Task statement:
Every line holding the word "JSON" counts once. Give the total, nothing more.

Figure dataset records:
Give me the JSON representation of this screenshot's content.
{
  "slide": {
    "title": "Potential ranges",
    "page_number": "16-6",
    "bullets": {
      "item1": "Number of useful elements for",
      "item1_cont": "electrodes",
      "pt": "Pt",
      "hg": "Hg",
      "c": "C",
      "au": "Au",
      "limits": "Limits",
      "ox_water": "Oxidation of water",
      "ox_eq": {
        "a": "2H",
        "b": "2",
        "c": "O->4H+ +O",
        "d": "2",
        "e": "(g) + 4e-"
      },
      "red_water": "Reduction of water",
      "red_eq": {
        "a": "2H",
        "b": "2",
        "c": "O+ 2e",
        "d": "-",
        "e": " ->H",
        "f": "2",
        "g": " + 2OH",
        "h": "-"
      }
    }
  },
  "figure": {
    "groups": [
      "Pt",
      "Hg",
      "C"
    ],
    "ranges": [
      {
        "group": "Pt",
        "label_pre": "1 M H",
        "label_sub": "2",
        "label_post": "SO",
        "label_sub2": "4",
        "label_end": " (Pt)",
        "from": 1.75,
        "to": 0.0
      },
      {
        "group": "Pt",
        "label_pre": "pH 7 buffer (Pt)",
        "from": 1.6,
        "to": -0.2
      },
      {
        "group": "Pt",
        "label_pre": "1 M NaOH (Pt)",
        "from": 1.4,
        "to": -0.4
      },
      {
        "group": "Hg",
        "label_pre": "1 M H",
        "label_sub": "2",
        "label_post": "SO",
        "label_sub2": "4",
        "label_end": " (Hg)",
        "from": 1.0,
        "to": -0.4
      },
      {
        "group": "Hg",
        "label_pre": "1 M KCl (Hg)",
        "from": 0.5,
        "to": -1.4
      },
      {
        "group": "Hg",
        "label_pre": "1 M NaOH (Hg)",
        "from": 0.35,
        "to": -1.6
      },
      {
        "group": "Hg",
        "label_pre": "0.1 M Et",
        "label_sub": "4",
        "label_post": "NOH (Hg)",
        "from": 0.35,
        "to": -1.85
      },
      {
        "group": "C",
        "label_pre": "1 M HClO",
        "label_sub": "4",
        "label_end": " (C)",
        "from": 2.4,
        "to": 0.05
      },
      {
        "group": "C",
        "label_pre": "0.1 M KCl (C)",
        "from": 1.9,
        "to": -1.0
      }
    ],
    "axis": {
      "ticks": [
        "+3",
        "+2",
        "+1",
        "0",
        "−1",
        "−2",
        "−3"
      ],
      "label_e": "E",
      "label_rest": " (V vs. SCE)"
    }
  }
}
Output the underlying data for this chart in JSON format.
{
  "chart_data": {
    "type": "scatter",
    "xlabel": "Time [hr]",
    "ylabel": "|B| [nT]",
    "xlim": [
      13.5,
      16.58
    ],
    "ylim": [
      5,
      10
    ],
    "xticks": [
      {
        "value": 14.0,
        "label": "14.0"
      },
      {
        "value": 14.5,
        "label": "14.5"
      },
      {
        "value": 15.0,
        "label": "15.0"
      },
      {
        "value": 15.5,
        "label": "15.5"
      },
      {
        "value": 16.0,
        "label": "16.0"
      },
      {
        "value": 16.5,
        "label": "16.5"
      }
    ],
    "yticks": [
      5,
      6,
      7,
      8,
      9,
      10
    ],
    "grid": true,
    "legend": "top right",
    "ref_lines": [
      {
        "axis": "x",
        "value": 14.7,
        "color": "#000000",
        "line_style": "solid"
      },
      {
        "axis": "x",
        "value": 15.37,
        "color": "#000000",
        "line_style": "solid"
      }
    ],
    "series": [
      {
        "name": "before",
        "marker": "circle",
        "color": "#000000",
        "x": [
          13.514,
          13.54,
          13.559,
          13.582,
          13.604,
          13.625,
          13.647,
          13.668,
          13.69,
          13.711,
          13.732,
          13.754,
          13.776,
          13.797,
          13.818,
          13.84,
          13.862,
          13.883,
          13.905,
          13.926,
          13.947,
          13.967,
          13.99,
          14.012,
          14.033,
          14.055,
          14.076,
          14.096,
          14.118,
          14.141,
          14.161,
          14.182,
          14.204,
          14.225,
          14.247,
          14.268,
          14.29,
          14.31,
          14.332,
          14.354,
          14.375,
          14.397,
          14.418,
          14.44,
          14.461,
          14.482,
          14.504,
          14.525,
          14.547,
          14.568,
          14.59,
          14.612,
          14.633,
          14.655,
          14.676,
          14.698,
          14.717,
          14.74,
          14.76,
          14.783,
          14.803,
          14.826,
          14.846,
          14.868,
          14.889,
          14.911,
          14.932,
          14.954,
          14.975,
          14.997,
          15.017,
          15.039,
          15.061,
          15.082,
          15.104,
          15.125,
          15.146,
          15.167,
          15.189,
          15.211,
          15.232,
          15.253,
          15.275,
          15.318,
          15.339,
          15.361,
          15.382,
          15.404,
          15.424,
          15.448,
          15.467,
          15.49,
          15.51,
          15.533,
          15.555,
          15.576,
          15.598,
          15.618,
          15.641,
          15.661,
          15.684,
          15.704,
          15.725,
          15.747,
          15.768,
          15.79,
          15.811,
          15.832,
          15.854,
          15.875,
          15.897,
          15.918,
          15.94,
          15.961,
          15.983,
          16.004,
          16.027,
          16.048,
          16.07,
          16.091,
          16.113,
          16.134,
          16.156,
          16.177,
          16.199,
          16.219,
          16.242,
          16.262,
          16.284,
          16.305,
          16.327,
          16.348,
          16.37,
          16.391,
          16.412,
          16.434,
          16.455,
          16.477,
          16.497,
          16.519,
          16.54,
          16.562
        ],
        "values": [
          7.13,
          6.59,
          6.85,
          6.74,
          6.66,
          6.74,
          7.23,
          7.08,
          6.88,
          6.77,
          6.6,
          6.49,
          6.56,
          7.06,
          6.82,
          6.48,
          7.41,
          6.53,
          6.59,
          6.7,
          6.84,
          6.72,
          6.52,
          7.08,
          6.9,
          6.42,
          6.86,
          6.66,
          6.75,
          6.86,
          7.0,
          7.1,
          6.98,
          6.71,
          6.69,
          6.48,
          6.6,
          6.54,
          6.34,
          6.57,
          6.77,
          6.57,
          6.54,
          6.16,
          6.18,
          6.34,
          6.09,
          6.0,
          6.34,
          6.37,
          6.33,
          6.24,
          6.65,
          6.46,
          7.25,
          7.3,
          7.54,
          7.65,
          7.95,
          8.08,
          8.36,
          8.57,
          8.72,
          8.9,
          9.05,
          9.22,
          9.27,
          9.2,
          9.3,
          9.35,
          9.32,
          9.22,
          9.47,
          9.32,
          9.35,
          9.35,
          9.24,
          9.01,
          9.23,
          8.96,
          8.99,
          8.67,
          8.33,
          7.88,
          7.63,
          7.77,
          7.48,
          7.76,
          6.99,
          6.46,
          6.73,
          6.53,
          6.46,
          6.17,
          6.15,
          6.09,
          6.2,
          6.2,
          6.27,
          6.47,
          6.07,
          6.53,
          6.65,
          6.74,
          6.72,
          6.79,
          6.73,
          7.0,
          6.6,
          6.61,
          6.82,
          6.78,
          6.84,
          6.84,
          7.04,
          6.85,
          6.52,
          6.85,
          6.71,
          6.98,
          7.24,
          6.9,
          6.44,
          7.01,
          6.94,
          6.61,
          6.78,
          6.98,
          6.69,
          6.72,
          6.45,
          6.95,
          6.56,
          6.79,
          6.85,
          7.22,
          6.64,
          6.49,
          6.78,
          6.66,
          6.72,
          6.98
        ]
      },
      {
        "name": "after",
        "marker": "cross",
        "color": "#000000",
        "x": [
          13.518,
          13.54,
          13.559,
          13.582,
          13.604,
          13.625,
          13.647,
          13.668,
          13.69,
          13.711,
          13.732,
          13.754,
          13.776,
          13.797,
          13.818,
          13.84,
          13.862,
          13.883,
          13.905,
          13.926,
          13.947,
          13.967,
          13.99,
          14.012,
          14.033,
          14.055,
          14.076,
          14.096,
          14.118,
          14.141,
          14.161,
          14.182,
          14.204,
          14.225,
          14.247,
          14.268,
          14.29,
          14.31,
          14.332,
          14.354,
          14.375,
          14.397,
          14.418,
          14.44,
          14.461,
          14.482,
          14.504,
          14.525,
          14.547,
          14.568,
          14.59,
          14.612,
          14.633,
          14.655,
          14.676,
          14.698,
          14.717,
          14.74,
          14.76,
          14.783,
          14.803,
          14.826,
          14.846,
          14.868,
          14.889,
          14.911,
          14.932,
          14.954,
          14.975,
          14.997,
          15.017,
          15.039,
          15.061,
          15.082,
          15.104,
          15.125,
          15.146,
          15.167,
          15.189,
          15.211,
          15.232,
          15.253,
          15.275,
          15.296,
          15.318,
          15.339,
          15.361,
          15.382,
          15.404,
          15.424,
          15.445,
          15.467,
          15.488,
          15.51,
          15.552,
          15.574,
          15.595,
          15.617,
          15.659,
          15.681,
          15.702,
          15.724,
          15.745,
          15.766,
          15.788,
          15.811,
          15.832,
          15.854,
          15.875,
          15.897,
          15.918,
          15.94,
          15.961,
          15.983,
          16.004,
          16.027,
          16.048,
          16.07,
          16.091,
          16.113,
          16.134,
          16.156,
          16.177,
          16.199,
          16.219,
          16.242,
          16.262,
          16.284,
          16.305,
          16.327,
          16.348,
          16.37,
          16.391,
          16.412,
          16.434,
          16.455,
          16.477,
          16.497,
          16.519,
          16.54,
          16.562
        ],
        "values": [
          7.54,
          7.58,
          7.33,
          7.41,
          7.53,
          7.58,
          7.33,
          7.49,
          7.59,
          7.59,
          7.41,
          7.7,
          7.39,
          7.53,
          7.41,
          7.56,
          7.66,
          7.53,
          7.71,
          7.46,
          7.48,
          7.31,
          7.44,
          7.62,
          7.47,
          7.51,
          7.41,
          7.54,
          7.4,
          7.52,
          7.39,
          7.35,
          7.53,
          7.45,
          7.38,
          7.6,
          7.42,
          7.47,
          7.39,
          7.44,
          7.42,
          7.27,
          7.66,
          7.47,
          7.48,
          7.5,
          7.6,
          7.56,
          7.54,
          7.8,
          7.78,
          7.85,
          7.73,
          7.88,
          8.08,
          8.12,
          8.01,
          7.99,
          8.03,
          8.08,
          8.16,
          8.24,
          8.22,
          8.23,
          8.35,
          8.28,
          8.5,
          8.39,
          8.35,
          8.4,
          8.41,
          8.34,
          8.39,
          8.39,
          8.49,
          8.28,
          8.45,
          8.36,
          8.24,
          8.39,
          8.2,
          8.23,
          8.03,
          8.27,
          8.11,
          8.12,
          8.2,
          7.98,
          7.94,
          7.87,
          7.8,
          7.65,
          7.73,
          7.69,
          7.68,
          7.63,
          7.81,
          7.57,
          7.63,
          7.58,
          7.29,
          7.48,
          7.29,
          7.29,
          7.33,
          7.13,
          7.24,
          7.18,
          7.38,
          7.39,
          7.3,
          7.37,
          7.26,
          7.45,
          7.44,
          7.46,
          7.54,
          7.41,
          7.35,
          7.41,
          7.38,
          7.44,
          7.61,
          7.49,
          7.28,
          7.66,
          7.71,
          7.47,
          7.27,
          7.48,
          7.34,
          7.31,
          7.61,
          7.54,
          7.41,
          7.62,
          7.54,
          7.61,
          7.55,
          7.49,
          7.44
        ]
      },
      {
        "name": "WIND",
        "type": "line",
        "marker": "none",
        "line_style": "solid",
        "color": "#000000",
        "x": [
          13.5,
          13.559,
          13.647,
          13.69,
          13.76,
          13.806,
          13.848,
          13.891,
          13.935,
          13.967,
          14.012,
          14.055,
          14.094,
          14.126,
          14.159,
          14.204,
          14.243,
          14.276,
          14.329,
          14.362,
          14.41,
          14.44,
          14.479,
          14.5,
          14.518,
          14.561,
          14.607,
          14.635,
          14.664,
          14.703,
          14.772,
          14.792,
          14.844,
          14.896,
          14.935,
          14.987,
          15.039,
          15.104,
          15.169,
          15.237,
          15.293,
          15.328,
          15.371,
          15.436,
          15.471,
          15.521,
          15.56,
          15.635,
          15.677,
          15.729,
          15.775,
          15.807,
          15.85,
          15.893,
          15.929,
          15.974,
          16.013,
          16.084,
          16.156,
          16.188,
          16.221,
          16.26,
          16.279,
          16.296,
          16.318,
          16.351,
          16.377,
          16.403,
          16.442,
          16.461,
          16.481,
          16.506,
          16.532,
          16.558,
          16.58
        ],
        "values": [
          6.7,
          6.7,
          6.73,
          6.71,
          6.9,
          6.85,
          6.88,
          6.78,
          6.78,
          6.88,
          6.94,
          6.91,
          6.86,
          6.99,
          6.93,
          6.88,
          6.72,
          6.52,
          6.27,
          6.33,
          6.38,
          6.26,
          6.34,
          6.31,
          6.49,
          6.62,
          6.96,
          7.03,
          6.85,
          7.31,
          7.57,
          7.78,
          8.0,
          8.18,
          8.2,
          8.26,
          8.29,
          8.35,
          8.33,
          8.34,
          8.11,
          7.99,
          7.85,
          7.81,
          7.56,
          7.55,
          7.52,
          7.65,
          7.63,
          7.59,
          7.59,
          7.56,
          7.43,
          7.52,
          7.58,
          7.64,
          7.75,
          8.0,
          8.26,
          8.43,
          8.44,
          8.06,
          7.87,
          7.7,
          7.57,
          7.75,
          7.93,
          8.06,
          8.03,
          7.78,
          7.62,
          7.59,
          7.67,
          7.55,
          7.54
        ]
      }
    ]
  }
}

Reply:
2